* [TO BE DONE]
Work out how many lines of the data hold the string "into", and reply with that number alone.

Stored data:
** begin **

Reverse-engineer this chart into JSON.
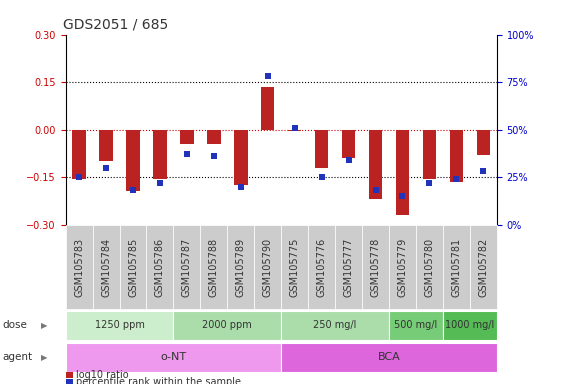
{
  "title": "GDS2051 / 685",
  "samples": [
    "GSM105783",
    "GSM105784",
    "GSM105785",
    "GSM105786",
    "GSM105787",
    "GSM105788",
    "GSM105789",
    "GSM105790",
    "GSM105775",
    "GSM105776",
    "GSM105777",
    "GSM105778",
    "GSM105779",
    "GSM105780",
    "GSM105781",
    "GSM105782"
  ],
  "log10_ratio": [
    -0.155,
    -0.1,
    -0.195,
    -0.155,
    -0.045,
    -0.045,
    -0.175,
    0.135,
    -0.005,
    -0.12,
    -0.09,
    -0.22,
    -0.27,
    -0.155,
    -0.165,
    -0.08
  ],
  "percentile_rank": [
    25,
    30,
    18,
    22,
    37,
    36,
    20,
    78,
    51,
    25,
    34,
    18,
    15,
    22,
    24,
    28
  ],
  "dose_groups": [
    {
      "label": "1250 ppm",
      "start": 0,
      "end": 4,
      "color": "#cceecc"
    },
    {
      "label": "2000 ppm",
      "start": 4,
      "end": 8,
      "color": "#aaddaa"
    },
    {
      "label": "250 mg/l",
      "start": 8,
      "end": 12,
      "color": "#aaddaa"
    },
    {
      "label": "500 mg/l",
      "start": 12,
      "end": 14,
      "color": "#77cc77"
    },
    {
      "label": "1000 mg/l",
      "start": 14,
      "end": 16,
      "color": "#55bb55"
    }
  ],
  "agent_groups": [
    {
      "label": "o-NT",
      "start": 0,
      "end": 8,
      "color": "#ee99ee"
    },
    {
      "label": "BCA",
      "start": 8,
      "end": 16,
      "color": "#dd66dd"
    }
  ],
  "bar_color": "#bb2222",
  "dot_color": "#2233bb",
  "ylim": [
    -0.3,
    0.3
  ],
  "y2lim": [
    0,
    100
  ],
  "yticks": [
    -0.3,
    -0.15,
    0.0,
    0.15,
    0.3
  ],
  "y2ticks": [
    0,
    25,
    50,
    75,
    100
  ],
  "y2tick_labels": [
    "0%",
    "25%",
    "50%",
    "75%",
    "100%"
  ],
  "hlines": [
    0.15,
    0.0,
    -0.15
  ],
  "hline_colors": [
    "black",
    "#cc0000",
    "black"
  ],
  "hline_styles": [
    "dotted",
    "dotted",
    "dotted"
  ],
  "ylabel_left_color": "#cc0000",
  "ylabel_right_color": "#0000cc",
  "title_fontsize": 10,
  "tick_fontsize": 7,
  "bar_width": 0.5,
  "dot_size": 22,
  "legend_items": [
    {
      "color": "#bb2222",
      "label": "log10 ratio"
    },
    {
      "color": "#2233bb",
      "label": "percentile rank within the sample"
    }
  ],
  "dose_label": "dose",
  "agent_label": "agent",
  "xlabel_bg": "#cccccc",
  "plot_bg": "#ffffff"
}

** end **
** begin **

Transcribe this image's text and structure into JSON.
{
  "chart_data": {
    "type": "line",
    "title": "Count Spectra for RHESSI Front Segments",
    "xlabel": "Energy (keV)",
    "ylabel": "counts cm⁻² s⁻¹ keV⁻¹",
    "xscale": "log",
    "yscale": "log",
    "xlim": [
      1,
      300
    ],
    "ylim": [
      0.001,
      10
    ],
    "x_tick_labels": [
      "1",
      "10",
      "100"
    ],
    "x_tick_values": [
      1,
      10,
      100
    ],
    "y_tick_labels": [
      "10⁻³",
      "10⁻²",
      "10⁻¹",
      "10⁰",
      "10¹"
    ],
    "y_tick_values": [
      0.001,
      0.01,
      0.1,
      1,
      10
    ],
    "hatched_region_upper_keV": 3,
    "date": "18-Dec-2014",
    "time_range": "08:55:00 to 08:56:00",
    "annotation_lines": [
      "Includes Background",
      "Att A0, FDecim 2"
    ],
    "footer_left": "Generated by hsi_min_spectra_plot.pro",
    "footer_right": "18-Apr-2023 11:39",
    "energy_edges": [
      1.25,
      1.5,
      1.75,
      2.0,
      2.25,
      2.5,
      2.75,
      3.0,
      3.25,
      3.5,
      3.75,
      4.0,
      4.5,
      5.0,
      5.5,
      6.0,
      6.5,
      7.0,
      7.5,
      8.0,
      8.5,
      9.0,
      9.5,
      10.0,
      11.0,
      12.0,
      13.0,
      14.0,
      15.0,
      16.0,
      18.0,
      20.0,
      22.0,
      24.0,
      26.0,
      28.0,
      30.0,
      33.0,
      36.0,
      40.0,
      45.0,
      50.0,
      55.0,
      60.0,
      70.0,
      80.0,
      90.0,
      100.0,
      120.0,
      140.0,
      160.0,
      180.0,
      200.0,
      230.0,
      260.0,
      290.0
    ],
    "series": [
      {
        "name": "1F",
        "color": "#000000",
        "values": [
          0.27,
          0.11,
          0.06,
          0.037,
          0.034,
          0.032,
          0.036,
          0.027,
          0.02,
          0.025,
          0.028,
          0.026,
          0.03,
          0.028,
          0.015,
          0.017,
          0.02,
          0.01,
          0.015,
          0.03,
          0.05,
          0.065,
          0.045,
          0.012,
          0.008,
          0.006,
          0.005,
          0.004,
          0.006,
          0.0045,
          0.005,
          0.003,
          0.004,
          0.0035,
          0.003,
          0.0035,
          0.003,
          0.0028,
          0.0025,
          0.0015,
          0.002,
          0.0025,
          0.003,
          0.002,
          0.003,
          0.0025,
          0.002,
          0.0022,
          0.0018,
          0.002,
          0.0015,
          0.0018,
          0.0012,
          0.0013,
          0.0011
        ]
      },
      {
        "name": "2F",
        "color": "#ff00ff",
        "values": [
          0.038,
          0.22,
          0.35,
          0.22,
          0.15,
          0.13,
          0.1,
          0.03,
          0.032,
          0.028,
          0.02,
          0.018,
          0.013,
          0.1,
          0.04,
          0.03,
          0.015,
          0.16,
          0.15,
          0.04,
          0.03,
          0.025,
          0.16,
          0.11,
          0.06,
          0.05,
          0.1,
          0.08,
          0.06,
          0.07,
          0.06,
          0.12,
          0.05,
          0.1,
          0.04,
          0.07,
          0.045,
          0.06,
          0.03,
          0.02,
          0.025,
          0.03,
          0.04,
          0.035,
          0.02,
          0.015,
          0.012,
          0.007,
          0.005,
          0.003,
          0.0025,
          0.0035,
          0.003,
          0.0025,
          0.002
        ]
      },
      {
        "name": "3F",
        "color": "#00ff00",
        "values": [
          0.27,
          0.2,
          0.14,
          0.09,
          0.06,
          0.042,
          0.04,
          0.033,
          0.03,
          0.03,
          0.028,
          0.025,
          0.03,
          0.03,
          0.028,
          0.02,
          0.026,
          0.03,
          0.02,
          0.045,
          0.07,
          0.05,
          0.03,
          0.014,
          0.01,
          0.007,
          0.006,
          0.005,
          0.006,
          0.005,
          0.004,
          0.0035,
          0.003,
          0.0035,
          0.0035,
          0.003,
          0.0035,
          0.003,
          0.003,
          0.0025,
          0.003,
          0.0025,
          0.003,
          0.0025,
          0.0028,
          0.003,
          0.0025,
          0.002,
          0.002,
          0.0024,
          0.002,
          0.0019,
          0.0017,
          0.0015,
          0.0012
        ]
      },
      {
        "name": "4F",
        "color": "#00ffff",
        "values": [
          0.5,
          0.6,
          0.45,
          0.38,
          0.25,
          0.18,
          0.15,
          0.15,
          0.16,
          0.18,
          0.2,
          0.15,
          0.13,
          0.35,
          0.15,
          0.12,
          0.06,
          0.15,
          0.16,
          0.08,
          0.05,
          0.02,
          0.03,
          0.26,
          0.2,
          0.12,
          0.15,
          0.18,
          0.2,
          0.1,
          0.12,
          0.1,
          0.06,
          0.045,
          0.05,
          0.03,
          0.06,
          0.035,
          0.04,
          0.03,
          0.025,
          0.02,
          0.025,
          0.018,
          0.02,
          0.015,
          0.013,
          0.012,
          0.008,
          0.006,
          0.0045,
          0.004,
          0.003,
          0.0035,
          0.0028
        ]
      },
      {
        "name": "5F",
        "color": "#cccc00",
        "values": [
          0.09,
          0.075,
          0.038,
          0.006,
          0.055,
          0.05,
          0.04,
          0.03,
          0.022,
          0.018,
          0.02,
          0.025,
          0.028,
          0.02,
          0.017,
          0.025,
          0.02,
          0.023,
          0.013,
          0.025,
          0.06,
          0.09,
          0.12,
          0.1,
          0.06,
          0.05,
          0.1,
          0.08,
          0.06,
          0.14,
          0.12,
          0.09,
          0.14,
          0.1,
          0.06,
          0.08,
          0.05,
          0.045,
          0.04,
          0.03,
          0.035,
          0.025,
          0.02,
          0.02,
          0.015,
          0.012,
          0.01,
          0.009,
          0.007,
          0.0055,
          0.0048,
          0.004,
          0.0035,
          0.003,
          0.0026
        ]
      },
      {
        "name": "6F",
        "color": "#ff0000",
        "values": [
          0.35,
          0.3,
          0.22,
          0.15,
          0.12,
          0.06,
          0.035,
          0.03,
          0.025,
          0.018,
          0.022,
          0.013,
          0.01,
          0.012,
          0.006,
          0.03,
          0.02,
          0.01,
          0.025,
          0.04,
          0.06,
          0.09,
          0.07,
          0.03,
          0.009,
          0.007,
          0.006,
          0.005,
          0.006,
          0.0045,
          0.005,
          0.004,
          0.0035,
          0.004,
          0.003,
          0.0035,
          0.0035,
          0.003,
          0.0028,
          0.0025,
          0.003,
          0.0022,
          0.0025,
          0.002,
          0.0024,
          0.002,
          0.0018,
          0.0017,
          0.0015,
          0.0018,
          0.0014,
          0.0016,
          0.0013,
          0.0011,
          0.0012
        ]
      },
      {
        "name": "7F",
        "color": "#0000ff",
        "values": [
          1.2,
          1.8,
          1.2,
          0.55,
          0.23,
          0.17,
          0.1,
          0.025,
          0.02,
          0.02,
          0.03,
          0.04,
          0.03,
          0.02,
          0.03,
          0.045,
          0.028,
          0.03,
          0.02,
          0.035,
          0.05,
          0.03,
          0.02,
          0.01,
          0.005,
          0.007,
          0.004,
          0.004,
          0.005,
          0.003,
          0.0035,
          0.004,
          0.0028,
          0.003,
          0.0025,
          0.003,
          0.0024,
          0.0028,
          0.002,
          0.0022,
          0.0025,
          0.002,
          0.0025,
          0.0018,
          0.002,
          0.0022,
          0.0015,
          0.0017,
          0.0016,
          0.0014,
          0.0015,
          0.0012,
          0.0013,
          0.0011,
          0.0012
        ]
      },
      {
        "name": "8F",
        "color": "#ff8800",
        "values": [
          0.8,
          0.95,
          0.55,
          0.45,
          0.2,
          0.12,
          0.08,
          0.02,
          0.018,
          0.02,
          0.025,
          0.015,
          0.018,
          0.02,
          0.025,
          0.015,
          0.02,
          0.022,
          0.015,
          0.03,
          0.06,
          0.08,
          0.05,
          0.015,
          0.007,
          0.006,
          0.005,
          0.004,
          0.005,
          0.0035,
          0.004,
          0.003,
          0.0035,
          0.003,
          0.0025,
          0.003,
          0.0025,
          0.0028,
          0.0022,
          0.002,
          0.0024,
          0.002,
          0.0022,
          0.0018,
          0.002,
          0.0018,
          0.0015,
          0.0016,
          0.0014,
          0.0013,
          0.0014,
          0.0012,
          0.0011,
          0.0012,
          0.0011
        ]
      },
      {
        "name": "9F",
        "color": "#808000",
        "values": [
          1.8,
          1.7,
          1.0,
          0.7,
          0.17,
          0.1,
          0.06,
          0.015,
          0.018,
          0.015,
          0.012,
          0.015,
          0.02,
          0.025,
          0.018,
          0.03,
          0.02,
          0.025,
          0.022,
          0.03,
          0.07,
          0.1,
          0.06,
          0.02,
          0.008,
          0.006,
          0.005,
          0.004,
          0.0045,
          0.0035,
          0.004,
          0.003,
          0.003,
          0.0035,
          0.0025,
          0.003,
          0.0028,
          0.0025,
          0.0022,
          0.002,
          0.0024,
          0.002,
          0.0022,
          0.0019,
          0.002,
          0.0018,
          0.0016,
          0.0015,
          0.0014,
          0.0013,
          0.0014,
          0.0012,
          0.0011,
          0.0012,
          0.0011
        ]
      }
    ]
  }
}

** end **

* [REPLY TO THE TASK]
2